[BEGIN]

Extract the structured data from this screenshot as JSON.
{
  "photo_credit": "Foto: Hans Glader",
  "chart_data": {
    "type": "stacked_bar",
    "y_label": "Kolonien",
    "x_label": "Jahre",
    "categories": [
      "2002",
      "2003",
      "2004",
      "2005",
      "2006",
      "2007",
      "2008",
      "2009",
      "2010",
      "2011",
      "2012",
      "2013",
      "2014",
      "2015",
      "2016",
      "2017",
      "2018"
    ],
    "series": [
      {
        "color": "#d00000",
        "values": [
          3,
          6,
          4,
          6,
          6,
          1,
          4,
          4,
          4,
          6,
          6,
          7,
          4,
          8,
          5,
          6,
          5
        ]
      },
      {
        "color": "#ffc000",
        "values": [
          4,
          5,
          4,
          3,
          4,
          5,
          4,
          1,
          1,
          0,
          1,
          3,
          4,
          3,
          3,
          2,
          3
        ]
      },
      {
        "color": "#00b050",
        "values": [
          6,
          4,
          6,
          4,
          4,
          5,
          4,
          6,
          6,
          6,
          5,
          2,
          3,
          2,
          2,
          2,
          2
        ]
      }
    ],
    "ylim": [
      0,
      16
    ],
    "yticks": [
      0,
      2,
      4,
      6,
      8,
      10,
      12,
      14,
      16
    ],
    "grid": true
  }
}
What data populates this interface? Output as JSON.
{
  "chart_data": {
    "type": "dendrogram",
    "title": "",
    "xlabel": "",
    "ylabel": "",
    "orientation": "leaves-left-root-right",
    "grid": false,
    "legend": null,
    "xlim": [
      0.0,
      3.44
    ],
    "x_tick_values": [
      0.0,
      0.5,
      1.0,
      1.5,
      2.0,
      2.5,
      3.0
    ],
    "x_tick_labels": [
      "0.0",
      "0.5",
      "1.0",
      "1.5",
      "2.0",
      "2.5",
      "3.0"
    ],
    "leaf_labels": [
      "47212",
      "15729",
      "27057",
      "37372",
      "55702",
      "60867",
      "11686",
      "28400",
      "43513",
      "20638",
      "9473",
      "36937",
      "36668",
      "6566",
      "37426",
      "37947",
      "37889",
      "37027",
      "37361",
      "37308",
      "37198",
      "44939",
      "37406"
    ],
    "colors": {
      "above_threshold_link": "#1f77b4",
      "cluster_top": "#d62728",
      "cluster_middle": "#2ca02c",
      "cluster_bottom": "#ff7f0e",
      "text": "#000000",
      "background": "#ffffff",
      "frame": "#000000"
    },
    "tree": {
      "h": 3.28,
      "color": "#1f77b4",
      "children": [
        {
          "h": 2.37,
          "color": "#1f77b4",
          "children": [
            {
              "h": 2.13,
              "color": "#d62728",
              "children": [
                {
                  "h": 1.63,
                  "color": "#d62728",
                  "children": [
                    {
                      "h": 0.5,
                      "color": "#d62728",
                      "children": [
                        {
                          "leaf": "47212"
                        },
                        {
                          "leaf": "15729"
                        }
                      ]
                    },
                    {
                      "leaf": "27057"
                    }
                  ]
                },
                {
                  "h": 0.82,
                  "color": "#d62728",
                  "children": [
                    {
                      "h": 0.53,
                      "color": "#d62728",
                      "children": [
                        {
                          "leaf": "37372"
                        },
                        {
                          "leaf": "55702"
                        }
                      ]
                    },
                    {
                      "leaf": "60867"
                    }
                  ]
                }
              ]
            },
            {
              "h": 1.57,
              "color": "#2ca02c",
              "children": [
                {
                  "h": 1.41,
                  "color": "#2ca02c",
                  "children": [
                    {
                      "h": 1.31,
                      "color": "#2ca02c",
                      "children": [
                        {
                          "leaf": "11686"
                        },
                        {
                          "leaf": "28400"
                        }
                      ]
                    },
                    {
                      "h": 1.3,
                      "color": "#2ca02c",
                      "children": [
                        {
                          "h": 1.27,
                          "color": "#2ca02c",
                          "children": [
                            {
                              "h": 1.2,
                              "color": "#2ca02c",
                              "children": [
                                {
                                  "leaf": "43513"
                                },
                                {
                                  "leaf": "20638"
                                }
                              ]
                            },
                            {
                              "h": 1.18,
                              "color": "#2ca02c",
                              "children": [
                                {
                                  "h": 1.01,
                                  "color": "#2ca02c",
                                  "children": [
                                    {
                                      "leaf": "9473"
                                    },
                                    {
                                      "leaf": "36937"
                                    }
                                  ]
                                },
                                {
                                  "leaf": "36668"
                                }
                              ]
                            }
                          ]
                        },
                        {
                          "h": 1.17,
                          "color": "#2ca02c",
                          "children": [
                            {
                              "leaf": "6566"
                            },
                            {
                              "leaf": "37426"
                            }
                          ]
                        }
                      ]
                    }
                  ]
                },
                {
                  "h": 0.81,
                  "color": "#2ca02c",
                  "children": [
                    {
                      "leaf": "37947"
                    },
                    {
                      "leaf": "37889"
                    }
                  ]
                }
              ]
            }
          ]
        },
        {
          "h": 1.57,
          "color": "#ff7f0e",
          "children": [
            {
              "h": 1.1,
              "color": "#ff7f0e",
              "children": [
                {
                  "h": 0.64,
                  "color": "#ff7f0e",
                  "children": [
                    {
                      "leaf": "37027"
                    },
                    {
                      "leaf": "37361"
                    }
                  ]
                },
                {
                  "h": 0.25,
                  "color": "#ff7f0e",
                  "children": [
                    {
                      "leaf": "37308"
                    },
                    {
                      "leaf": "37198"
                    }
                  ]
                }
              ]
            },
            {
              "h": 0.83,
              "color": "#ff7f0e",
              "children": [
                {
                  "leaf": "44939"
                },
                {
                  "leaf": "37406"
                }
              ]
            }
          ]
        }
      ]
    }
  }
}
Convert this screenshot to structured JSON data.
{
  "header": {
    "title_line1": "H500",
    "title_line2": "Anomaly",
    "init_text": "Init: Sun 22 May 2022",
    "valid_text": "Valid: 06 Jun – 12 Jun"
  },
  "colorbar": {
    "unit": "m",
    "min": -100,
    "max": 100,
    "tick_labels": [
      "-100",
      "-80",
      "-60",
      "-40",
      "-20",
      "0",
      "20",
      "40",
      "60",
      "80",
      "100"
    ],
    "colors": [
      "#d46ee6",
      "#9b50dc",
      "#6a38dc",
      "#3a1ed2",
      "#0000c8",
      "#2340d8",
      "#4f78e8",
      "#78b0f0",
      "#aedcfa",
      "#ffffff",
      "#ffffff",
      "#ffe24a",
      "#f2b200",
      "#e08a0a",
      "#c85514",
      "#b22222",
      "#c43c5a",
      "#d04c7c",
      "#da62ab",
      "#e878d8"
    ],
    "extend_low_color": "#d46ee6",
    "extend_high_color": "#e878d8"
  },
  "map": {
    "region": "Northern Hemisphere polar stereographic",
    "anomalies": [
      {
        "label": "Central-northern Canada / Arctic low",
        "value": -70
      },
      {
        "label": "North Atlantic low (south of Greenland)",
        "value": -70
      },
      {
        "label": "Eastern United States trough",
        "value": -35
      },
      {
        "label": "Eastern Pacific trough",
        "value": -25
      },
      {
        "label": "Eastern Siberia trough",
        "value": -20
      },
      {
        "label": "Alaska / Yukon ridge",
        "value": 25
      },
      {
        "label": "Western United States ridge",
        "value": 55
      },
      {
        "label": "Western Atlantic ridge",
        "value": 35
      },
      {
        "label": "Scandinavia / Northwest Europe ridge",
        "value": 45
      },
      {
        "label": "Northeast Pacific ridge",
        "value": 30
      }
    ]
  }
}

[END]

### What you will do:
Send back every record, precisely as written.

### Written reply:
Extract the structured data from this screenshot as JSON.
{
  "photo_credit": "Foto: Hans Glader",
  "chart_data": {
    "type": "stacked_bar",
    "y_label": "Kolonien",
    "x_label": "Jahre",
    "categories": [
      "2002",
      "2003",
      "2004",
      "2005",
      "2006",
      "2007",
      "2008",
      "2009",
      "2010",
      "2011",
      "2012",
      "2013",
      "2014",
      "2015",
      "2016",
      "2017",
      "2018"
    ],
    "series": [
      {
        "color": "#d00000",
        "values": [
          3,
          6,
          4,
          6,
          6,
          1,
          4,
          4,
          4,
          6,
          6,
          7,
          4,
          8,
          5,
          6,
          5
        ]
      },
      {
        "color": "#ffc000",
        "values": [
          4,
          5,
          4,
          3,
          4,
          5,
          4,
          1,
          1,
          0,
          1,
          3,
          4,
          3,
          3,
          2,
          3
        ]
      },
      {
        "color": "#00b050",
        "values": [
          6,
          4,
          6,
          4,
          4,
          5,
          4,
          6,
          6,
          6,
          5,
          2,
          3,
          2,
          2,
          2,
          2
        ]
      }
    ],
    "ylim": [
      0,
      16
    ],
    "yticks": [
      0,
      2,
      4,
      6,
      8,
      10,
      12,
      14,
      16
    ],
    "grid": true
  }
}
What data populates this interface? Output as JSON.
{
  "chart_data": {
    "type": "dendrogram",
    "title": "",
    "xlabel": "",
    "ylabel": "",
    "orientation": "leaves-left-root-right",
    "grid": false,
    "legend": null,
    "xlim": [
      0.0,
      3.44
    ],
    "x_tick_values": [
      0.0,
      0.5,
      1.0,
      1.5,
      2.0,
      2.5,
      3.0
    ],
    "x_tick_labels": [
      "0.0",
      "0.5",
      "1.0",
      "1.5",
      "2.0",
      "2.5",
      "3.0"
    ],
    "leaf_labels": [
      "47212",
      "15729",
      "27057",
      "37372",
      "55702",
      "60867",
      "11686",
      "28400",
      "43513",
      "20638",
      "9473",
      "36937",
      "36668",
      "6566",
      "37426",
      "37947",
      "37889",
      "37027",
      "37361",
      "37308",
      "37198",
      "44939",
      "37406"
    ],
    "colors": {
      "above_threshold_link": "#1f77b4",
      "cluster_top": "#d62728",
      "cluster_middle": "#2ca02c",
      "cluster_bottom": "#ff7f0e",
      "text": "#000000",
      "background": "#ffffff",
      "frame": "#000000"
    },
    "tree": {
      "h": 3.28,
      "color": "#1f77b4",
      "children": [
        {
          "h": 2.37,
          "color": "#1f77b4",
          "children": [
            {
              "h": 2.13,
              "color": "#d62728",
              "children": [
                {
                  "h": 1.63,
                  "color": "#d62728",
                  "children": [
                    {
                      "h": 0.5,
                      "color": "#d62728",
                      "children": [
                        {
                          "leaf": "47212"
                        },
                        {
                          "leaf": "15729"
                        }
                      ]
                    },
                    {
                      "leaf": "27057"
                    }
                  ]
                },
                {
                  "h": 0.82,
                  "color": "#d62728",
                  "children": [
                    {
                      "h": 0.53,
                      "color": "#d62728",
                      "children": [
                        {
                          "leaf": "37372"
                        },
                        {
                          "leaf": "55702"
                        }
                      ]
                    },
                    {
                      "leaf": "60867"
                    }
                  ]
                }
              ]
            },
            {
              "h": 1.57,
              "color": "#2ca02c",
              "children": [
                {
                  "h": 1.41,
                  "color": "#2ca02c",
                  "children": [
                    {
                      "h": 1.31,
                      "color": "#2ca02c",
                      "children": [
                        {
                          "leaf": "11686"
                        },
                        {
                          "leaf": "28400"
                        }
                      ]
                    },
                    {
                      "h": 1.3,
                      "color": "#2ca02c",
                      "children": [
                        {
                          "h": 1.27,
                          "color": "#2ca02c",
                          "children": [
                            {
                              "h": 1.2,
                              "color": "#2ca02c",
                              "children": [
                                {
                                  "leaf": "43513"
                                },
                                {
                                  "leaf": "20638"
                                }
                              ]
                            },
                            {
                              "h": 1.18,
                              "color": "#2ca02c",
                              "children": [
                                {
                                  "h": 1.01,
                                  "color": "#2ca02c",
                                  "children": [
                                    {
                                      "leaf": "9473"
                                    },
                                    {
                                      "leaf": "36937"
                                    }
                                  ]
                                },
                                {
                                  "leaf": "36668"
                                }
                              ]
                            }
                          ]
                        },
                        {
                          "h": 1.17,
                          "color": "#2ca02c",
                          "children": [
                            {
                              "leaf": "6566"
                            },
                            {
                              "leaf": "37426"
                            }
                          ]
                        }
                      ]
                    }
                  ]
                },
                {
                  "h": 0.81,
                  "color": "#2ca02c",
                  "children": [
                    {
                      "leaf": "37947"
                    },
                    {
                      "leaf": "37889"
                    }
                  ]
                }
              ]
            }
          ]
        },
        {
          "h": 1.57,
          "color": "#ff7f0e",
          "children": [
            {
              "h": 1.1,
              "color": "#ff7f0e",
              "children": [
                {
                  "h": 0.64,
                  "color": "#ff7f0e",
                  "children": [
                    {
                      "leaf": "37027"
                    },
                    {
                      "leaf": "37361"
                    }
                  ]
                },
                {
                  "h": 0.25,
                  "color": "#ff7f0e",
                  "children": [
                    {
                      "leaf": "37308"
                    },
                    {
                      "leaf": "37198"
                    }
                  ]
                }
              ]
            },
            {
              "h": 0.83,
              "color": "#ff7f0e",
              "children": [
                {
                  "leaf": "44939"
                },
                {
                  "leaf": "37406"
                }
              ]
            }
          ]
        }
      ]
    }
  }
}
Convert this screenshot to structured JSON data.
{
  "header": {
    "title_line1": "H500",
    "title_line2": "Anomaly",
    "init_text": "Init: Sun 22 May 2022",
    "valid_text": "Valid: 06 Jun – 12 Jun"
  },
  "colorbar": {
    "unit": "m",
    "min": -100,
    "max": 100,
    "tick_labels": [
      "-100",
      "-80",
      "-60",
      "-40",
      "-20",
      "0",
      "20",
      "40",
      "60",
      "80",
      "100"
    ],
    "colors": [
      "#d46ee6",
      "#9b50dc",
      "#6a38dc",
      "#3a1ed2",
      "#0000c8",
      "#2340d8",
      "#4f78e8",
      "#78b0f0",
      "#aedcfa",
      "#ffffff",
      "#ffffff",
      "#ffe24a",
      "#f2b200",
      "#e08a0a",
      "#c85514",
      "#b22222",
      "#c43c5a",
      "#d04c7c",
      "#da62ab",
      "#e878d8"
    ],
    "extend_low_color": "#d46ee6",
    "extend_high_color": "#e878d8"
  },
  "map": {
    "region": "Northern Hemisphere polar stereographic",
    "anomalies": [
      {
        "label": "Central-northern Canada / Arctic low",
        "value": -70
      },
      {
        "label": "North Atlantic low (south of Greenland)",
        "value": -70
      },
      {
        "label": "Eastern United States trough",
        "value": -35
      },
      {
        "label": "Eastern Pacific trough",
        "value": -25
      },
      {
        "label": "Eastern Siberia trough",
        "value": -20
      },
      {
        "label": "Alaska / Yukon ridge",
        "value": 25
      },
      {
        "label": "Western United States ridge",
        "value": 55
      },
      {
        "label": "Western Atlantic ridge",
        "value": 35
      },
      {
        "label": "Scandinavia / Northwest Europe ridge",
        "value": 45
      },
      {
        "label": "Northeast Pacific ridge",
        "value": 30
      }
    ]
  }
}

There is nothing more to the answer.